§ AIM
Gather from the material every line that contains the string "Připnout".

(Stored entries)
━━━━━━━━━━━━━━━━━━━━━━━━━━━━━━
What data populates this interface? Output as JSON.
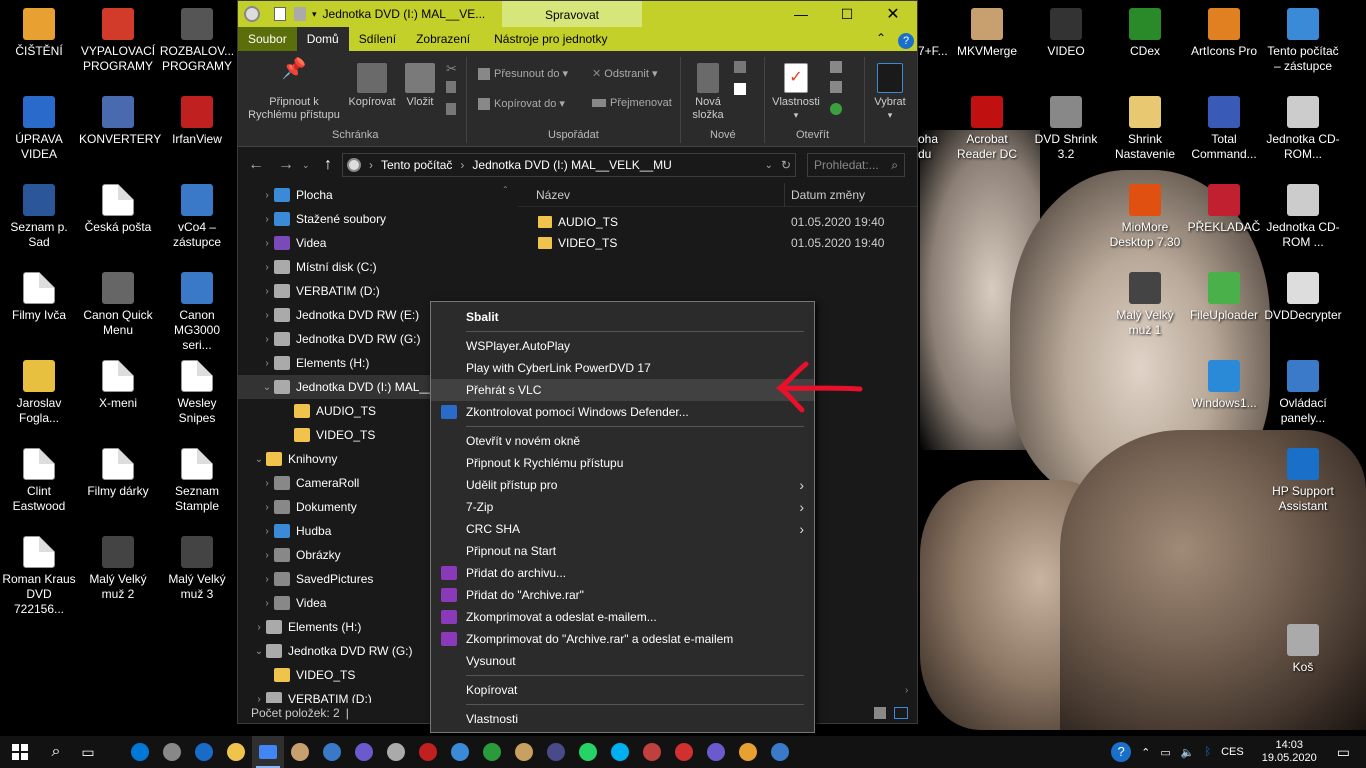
{
  "desktop": {
    "icons_left": [
      {
        "label": "ČIŠTĚNÍ",
        "color": "#e8a030"
      },
      {
        "label": "VYPALOVACÍ PROGRAMY",
        "color": "#d23a2a"
      },
      {
        "label": "ROZBALOV... PROGRAMY",
        "color": "#555"
      },
      {
        "label": "ÚPRAVA VIDEA",
        "color": "#2a6acb"
      },
      {
        "label": "KONVERTERY",
        "color": "#4a6ab0"
      },
      {
        "label": "IrfanView",
        "color": "#c02020"
      },
      {
        "label": "Seznam p. Sad",
        "color": "#2b579a"
      },
      {
        "label": "Česká pošta",
        "color": "#fff"
      },
      {
        "label": "vCo4 – zástupce",
        "color": "#3a78c8"
      },
      {
        "label": "Filmy Ivča",
        "color": "#fff"
      },
      {
        "label": "Canon Quick Menu",
        "color": "#666"
      },
      {
        "label": "Canon MG3000 seri...",
        "color": "#3a78c8"
      },
      {
        "label": "Jaroslav Fogla...",
        "color": "#e8c040"
      },
      {
        "label": "X-meni",
        "color": "#fff"
      },
      {
        "label": "Wesley Snipes",
        "color": "#fff"
      },
      {
        "label": "Clint Eastwood",
        "color": "#fff"
      },
      {
        "label": "Filmy dárky",
        "color": "#fff"
      },
      {
        "label": "Seznam Stample",
        "color": "#fff"
      },
      {
        "label": "Roman Kraus DVD 722156...",
        "color": "#fff"
      },
      {
        "label": "Malý Velký muž 2",
        "color": "#444"
      },
      {
        "label": "Malý Velký muž 3",
        "color": "#444"
      }
    ],
    "icons_right": [
      {
        "label": "MKVMerge",
        "color": "#c8a070"
      },
      {
        "label": "VIDEO",
        "color": "#333"
      },
      {
        "label": "CDex",
        "color": "#2a8a2a"
      },
      {
        "label": "ArtIcons Pro",
        "color": "#e08020"
      },
      {
        "label": "Tento počítač – zástupce",
        "color": "#3a8ad8"
      },
      {
        "label": "Acrobat Reader DC",
        "color": "#c01010"
      },
      {
        "label": "DVD Shrink 3.2",
        "color": "#888"
      },
      {
        "label": "Shrink Nastavenie",
        "color": "#e8c870"
      },
      {
        "label": "Total Command...",
        "color": "#3a5ab8"
      },
      {
        "label": "Jednotka CD-ROM...",
        "color": "#ccc"
      },
      {
        "label": "MioMore Desktop 7.30",
        "color": "#e05010"
      },
      {
        "label": "PŘEKLADAČ",
        "color": "#c02030"
      },
      {
        "label": "Jednotka CD-ROM ...",
        "color": "#ccc"
      },
      {
        "label": "Malý Velký muž 1",
        "color": "#444"
      },
      {
        "label": "FileUploader",
        "color": "#4ab04a"
      },
      {
        "label": "DVDDecrypter",
        "color": "#ddd"
      },
      {
        "label": "Windows1...",
        "color": "#2a8ad8"
      },
      {
        "label": "Ovládací panely...",
        "color": "#3a7ac8"
      },
      {
        "label": "HP Support Assistant",
        "color": "#1a70c8"
      },
      {
        "label": "Koš",
        "color": "#aaa"
      }
    ],
    "partial_labels": [
      "7+F...",
      "oha",
      "du"
    ]
  },
  "explorer": {
    "title": "Jednotka DVD (I:) MAL__VE...",
    "context_tab": "Spravovat",
    "tabs": [
      "Soubor",
      "Domů",
      "Sdílení",
      "Zobrazení",
      "Nástroje pro jednotky"
    ],
    "ribbon": {
      "pin": "Připnout k Rychlému přístupu",
      "copy": "Kopírovat",
      "paste": "Vložit",
      "move_to": "Přesunout do",
      "copy_to": "Kopírovat do",
      "delete": "Odstranit",
      "rename": "Přejmenovat",
      "new_folder": "Nová složka",
      "properties": "Vlastnosti",
      "select": "Vybrat",
      "groups": [
        "Schránka",
        "Uspořádat",
        "Nové",
        "Otevřít"
      ]
    },
    "breadcrumb": [
      "Tento počítač",
      "Jednotka DVD (I:) MAL__VELK__MU"
    ],
    "search_placeholder": "Prohledat:...",
    "nav": [
      {
        "label": "Plocha",
        "color": "#3a8ad8",
        "indent": 0,
        "chev": "›"
      },
      {
        "label": "Stažené soubory",
        "color": "#3a8ad8",
        "indent": 0,
        "chev": "›"
      },
      {
        "label": "Videa",
        "color": "#7a4ab8",
        "indent": 0,
        "chev": "›"
      },
      {
        "label": "Místní disk (C:)",
        "color": "#aaa",
        "indent": 0,
        "chev": "›"
      },
      {
        "label": "VERBATIM (D:)",
        "color": "#aaa",
        "indent": 0,
        "chev": "›"
      },
      {
        "label": "Jednotka DVD RW (E:)",
        "color": "#aaa",
        "indent": 0,
        "chev": "›"
      },
      {
        "label": "Jednotka DVD RW (G:)",
        "color": "#aaa",
        "indent": 0,
        "chev": "›"
      },
      {
        "label": "Elements (H:)",
        "color": "#aaa",
        "indent": 0,
        "chev": "›"
      },
      {
        "label": "Jednotka DVD (I:) MAL__V",
        "color": "#aaa",
        "indent": 0,
        "chev": "⌄"
      },
      {
        "label": "AUDIO_TS",
        "color": "#f0c44c",
        "indent": 1,
        "chev": ""
      },
      {
        "label": "VIDEO_TS",
        "color": "#f0c44c",
        "indent": 1,
        "chev": ""
      },
      {
        "label": "Knihovny",
        "color": "#f0c44c",
        "indent": -1,
        "chev": "⌄"
      },
      {
        "label": "CameraRoll",
        "color": "#888",
        "indent": 0,
        "chev": "›"
      },
      {
        "label": "Dokumenty",
        "color": "#888",
        "indent": 0,
        "chev": "›"
      },
      {
        "label": "Hudba",
        "color": "#3a8ad8",
        "indent": 0,
        "chev": "›"
      },
      {
        "label": "Obrázky",
        "color": "#888",
        "indent": 0,
        "chev": "›"
      },
      {
        "label": "SavedPictures",
        "color": "#888",
        "indent": 0,
        "chev": "›"
      },
      {
        "label": "Videa",
        "color": "#888",
        "indent": 0,
        "chev": "›"
      },
      {
        "label": "Elements (H:)",
        "color": "#aaa",
        "indent": -1,
        "chev": "›"
      },
      {
        "label": "Jednotka DVD RW (G:)",
        "color": "#aaa",
        "indent": -1,
        "chev": "⌄"
      },
      {
        "label": "VIDEO_TS",
        "color": "#f0c44c",
        "indent": 0,
        "chev": ""
      },
      {
        "label": "VERBATIM (D:)",
        "color": "#aaa",
        "indent": -1,
        "chev": "›"
      }
    ],
    "columns": {
      "name": "Název",
      "date": "Datum změny"
    },
    "files": [
      {
        "name": "AUDIO_TS",
        "date": "01.05.2020 19:40"
      },
      {
        "name": "VIDEO_TS",
        "date": "01.05.2020 19:40"
      }
    ],
    "status": "Počet položek: 2"
  },
  "context_menu": [
    {
      "label": "Sbalit",
      "bold": true
    },
    {
      "sep": true
    },
    {
      "label": "WSPlayer.AutoPlay"
    },
    {
      "label": "Play with CyberLink PowerDVD 17"
    },
    {
      "label": "Přehrát s VLC",
      "hl": true
    },
    {
      "label": "Zkontrolovat pomocí Windows Defender...",
      "icon": "#2a6acb"
    },
    {
      "sep": true
    },
    {
      "label": "Otevřít v novém okně"
    },
    {
      "label": "Připnout k Rychlému přístupu"
    },
    {
      "label": "Udělit přístup pro",
      "sub": true
    },
    {
      "label": "7-Zip",
      "sub": true
    },
    {
      "label": "CRC SHA",
      "sub": true
    },
    {
      "label": "Připnout na Start"
    },
    {
      "label": "Přidat do archivu...",
      "icon": "#8a3ab8"
    },
    {
      "label": "Přidat do \"Archive.rar\"",
      "icon": "#8a3ab8"
    },
    {
      "label": "Zkomprimovat a odeslat e-mailem...",
      "icon": "#8a3ab8"
    },
    {
      "label": "Zkomprimovat do \"Archive.rar\" a odeslat e-mailem",
      "icon": "#8a3ab8"
    },
    {
      "label": "Vysunout"
    },
    {
      "sep": true
    },
    {
      "label": "Kopírovat"
    },
    {
      "sep": true
    },
    {
      "label": "Vlastnosti"
    }
  ],
  "taskbar": {
    "apps": [
      "#0078d7",
      "#888",
      "#1a6ac8",
      "#f0c44c",
      "#4285f4",
      "#c8a070",
      "#3a78c8",
      "#6a5acd",
      "#aaa",
      "#c02020",
      "#3a8ad8",
      "#2a9a3a",
      "#c8a060",
      "#4a4a8a",
      "#25d366",
      "#00aff0",
      "#c04040",
      "#d03030",
      "#6a5acd",
      "#e8a030",
      "#3a7ac8"
    ],
    "active_index": 4,
    "lang": "CES",
    "time": "14:03",
    "date": "19.05.2020"
  }
}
━━━━━━━━━━━━━━━━━━━━━━━━━━━━━━
§ REPLY
      "pin": "Připnout k Rychlému přístupu",
      "label": "Připnout k Rychlému přístupu"
      "label": "Připnout na Start"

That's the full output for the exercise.